[Stored data]
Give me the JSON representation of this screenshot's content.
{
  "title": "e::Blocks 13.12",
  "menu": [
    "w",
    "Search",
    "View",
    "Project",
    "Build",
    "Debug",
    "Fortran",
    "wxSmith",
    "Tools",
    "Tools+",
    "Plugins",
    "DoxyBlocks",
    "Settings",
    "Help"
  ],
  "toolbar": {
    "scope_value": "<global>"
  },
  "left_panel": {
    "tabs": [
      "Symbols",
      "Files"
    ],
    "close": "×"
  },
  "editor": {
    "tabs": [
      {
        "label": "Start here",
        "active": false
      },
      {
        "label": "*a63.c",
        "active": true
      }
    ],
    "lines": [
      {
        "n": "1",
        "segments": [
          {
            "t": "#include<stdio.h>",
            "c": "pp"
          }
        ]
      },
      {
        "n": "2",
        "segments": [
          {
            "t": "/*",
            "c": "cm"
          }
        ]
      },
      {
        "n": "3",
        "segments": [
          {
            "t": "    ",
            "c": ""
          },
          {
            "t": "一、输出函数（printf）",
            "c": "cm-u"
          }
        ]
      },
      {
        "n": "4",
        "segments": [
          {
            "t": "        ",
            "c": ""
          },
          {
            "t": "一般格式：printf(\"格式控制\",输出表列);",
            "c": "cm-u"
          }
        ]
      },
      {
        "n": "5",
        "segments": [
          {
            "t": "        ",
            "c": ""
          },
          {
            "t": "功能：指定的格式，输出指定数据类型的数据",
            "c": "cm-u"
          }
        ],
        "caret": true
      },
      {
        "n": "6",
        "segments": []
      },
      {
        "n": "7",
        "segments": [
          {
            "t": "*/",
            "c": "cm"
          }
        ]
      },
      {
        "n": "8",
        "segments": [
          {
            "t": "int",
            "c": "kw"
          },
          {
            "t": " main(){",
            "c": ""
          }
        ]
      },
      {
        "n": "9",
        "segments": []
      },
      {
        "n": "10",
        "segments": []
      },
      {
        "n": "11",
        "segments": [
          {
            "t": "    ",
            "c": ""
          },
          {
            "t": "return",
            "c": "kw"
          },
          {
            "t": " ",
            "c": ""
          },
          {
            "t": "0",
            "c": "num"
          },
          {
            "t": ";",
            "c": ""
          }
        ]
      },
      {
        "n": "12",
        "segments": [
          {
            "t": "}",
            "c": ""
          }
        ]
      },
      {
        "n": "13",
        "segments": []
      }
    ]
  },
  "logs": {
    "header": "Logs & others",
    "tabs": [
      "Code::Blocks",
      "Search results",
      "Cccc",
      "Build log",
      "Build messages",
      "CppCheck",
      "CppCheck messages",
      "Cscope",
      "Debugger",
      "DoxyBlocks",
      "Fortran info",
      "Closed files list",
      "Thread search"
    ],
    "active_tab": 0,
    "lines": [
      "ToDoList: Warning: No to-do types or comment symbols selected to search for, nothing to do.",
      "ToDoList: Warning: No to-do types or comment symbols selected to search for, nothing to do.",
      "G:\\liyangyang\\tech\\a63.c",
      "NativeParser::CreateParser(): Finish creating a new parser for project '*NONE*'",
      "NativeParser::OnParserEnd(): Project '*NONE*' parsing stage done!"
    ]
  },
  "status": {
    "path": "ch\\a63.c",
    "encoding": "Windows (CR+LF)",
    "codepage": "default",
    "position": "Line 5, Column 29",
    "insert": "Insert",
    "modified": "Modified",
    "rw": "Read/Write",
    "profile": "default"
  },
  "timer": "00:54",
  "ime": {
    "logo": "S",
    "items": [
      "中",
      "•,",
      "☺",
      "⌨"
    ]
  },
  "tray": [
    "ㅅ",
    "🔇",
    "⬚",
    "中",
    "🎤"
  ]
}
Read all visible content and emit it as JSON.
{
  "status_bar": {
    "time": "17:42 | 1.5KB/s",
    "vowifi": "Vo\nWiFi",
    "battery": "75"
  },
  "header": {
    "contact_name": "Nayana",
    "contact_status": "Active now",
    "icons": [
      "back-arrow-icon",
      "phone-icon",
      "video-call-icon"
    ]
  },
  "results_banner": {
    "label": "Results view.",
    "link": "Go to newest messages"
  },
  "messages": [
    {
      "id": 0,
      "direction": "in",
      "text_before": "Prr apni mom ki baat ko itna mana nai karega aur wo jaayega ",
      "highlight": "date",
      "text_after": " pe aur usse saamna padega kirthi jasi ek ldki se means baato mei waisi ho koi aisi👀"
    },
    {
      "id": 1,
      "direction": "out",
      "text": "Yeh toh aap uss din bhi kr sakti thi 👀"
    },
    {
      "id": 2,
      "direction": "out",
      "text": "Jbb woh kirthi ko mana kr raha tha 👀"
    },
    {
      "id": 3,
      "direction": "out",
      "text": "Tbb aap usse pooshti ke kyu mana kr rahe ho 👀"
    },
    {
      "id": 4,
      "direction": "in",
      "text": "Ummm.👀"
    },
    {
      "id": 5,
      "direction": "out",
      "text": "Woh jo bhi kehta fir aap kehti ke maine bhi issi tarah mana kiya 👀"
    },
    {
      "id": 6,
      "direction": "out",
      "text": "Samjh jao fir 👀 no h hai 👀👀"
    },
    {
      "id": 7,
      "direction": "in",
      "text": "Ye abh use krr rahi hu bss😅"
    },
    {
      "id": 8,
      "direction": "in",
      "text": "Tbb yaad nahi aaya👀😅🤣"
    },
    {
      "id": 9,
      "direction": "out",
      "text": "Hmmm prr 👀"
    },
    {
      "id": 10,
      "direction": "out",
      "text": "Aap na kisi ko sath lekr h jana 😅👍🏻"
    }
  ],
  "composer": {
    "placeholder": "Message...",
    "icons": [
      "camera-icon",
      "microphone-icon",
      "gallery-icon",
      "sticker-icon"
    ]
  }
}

Short exercise >> Pick out every line with the string "usse" and copy it.

Problem solution >>
      "text_after": " pe aur usse saamna padega kirthi jasi ek ldki se means baato mei waisi ho koi aisi👀"
      "text": "Tbb aap usse pooshti ke kyu mana kr rahe ho 👀"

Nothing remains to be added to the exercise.